** Yapılacak İş **
Ceza indirimi konulu metinde "Ceza indirimi veya" sözlerinin geçtiği yerle açılıp "gazetenin yazarı olmasıdır." ile kapanan bölümü, "denetimli serbestlik" ifadesini "gözetimli serbestlik" ile değiştirerek yeniden yaz.

** Metin Parçası **
□ □ □ □ □ □ □

Herkese Özgürlük!

“Liberte Pour Tous Les Prisonniers Politiques en Turquie...”

Ceza indirimi veya af aylardır Türkiye’nin gündeminde. Hep merak edilen konu ise; ceza indirimi düzenlemesinin terör (TCK 314) suçlarını kapsayıp kapsamayacağı…

Hürriyet yazarı Abdülkadir Selvi 5 Kasım tarihli yazısında tutuklu ve yakınlarının umutlarını yeşerten bir yazı yazdı.

Abdülkadir Selvi bu yazısında;

“İnfaz sürelerini kısaltan düzenleme; uyuşturucu, örgütlü suçlar, terör suçları, cinsel suçlar ve mükerrer, yani ikinci kez işlenmiş suçları kapsıyor. Aldığı cezanın dörtte üçü infaza girenler yeni düzenleme ile üçte ikisini çekecekler. Cezanın üçte ikisinde ise bu oran bir bölü ikiye iniyor. Bunların beşte biri oranında denetimli serbestlik ya da şartlı tahliye getiriliyor” diyordu.

Abdülkadir Selvi’nin yazısının önemsenmesinin nedeni, iktidar yanlısı büyük bir gazetenin yazarı olmasıdır.

Bu kez, bir gün sonra 6 Kasımda Hürriyet Gazetesi yazarı Ertuğrul Özkök “19 yaşındaki bir kızın arkasındaki o yazı” başlığı altında bir yazı yazdı.

Ertuğrul Özkök, muhalif çevrelerce her dönemin adamı olarak nitelenmektedir.

□ □ □ □ □ □ □

Yerleşim öğesi girdileri:

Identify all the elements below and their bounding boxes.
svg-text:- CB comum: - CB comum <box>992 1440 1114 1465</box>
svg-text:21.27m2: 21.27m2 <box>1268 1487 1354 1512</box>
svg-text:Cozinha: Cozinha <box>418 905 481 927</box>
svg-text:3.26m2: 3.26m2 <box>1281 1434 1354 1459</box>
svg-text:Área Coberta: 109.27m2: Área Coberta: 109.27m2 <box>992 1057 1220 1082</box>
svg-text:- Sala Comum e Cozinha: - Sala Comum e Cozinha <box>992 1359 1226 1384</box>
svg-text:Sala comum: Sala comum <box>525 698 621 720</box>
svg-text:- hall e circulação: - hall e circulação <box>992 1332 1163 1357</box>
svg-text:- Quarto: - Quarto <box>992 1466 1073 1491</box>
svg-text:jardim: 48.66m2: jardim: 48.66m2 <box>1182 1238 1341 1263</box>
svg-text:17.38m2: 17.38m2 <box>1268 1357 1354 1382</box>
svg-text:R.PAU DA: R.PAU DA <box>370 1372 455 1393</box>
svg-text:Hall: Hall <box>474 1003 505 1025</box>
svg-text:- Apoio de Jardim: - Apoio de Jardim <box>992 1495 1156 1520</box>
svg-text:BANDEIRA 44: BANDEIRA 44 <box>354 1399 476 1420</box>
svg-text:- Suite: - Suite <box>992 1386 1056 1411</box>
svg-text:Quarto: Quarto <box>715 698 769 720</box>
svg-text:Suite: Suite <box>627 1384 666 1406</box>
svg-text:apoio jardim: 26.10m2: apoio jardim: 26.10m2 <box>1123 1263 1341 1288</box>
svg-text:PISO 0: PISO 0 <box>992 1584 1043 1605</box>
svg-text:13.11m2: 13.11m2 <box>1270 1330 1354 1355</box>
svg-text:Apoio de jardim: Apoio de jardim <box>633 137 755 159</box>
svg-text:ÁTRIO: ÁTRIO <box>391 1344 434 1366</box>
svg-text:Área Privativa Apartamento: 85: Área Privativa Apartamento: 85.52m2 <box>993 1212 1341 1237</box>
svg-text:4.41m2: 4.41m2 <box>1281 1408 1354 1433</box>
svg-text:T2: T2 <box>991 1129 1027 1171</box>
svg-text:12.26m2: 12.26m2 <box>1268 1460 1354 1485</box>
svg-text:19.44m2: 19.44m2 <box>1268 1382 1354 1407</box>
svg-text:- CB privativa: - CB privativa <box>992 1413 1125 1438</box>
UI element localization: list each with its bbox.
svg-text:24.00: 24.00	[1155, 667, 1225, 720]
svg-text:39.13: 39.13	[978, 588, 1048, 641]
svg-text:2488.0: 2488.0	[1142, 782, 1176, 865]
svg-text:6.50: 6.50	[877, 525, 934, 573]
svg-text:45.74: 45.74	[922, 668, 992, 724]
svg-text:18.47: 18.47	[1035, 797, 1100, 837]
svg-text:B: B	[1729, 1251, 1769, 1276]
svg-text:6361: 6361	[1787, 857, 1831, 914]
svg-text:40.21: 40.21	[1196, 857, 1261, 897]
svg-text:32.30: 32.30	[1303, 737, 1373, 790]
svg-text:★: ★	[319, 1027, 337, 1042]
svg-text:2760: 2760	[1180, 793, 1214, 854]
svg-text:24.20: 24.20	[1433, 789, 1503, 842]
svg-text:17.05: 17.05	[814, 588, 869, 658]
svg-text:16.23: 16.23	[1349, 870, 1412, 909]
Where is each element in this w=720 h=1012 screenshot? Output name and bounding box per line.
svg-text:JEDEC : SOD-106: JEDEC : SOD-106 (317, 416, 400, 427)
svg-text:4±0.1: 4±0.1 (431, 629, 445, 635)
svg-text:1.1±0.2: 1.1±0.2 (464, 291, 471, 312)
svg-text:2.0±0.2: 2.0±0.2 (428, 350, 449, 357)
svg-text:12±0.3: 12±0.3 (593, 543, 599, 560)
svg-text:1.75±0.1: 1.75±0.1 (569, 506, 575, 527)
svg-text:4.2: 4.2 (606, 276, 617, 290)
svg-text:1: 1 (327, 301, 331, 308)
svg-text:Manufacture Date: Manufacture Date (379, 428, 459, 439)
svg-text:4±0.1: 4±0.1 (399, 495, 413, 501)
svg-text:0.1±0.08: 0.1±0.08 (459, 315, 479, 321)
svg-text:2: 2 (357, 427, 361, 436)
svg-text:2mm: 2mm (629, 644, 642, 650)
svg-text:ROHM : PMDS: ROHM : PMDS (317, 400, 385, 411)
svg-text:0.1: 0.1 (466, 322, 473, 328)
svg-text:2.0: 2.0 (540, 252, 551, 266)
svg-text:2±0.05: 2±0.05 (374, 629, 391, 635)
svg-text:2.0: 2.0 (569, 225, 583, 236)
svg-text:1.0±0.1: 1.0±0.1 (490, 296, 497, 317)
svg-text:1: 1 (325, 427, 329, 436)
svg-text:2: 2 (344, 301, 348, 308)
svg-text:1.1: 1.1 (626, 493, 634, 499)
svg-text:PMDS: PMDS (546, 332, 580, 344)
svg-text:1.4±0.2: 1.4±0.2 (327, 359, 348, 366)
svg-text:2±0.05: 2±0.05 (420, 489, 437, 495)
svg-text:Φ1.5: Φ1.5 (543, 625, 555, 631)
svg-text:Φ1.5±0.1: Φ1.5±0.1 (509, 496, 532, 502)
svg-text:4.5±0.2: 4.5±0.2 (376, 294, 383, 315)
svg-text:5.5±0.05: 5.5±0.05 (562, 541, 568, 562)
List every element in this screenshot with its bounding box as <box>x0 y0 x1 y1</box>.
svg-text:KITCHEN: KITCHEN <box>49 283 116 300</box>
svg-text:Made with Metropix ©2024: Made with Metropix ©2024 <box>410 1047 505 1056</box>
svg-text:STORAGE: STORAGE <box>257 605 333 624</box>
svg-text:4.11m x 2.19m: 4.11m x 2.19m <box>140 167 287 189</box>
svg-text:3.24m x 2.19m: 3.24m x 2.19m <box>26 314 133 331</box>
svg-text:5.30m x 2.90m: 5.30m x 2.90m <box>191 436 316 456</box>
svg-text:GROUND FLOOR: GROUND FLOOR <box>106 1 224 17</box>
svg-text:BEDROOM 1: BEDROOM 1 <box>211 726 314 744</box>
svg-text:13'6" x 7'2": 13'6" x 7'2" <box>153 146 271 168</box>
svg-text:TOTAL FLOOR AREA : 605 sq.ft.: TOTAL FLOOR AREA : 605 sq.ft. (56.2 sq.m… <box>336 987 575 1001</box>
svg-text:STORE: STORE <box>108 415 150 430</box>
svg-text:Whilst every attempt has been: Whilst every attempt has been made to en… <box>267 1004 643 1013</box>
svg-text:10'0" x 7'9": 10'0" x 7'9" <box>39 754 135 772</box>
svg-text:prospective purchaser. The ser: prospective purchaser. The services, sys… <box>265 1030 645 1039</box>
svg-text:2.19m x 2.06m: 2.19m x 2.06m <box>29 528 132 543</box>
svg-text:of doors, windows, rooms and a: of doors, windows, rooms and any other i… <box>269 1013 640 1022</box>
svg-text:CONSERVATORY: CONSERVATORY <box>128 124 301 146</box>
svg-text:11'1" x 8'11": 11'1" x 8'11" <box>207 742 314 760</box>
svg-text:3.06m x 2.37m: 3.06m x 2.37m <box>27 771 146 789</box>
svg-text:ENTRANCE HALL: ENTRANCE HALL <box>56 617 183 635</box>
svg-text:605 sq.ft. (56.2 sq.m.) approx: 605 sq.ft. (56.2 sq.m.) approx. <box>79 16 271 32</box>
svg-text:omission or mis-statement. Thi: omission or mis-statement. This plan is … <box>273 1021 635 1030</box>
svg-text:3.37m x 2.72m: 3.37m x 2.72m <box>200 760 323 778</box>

□ □ □ □ □ □ □

** Yazılı Çözüm **
Ceza indirimi veya af aylardır Türkiye’nin gündeminde. Hep merak edilen konu ise; ceza indirimi düzenlemesinin terör (TCK 314) suçlarını kapsayıp kapsamayacağı…

Hürriyet yazarı Abdülkadir Selvi 5 Kasım tarihli yazısında tutuklu ve yakınlarının umutlarını yeşerten bir yazı yazdı.

Abdülkadir Selvi bu yazısında;

“İnfaz sürelerini kısaltan düzenleme; uyuşturucu, örgütlü suçlar, terör suçları, cinsel suçlar ve mükerrer, yani ikinci kez işlenmiş suçları kapsıyor. Aldığı cezanın dörtte üçü infaza girenler yeni düzenleme ile üçte ikisini çekecekler. Cezanın üçte ikisinde ise bu oran bir bölü ikiye iniyor. Bunların beşte biri oranında gözetimli serbestlik ya da şartlı tahliye getiriliyor” diyordu.

Abdülkadir Selvi’nin yazısının önemsenmesinin nedeni, iktidar yanlısı büyük bir gazetenin yazarı olmasıdır.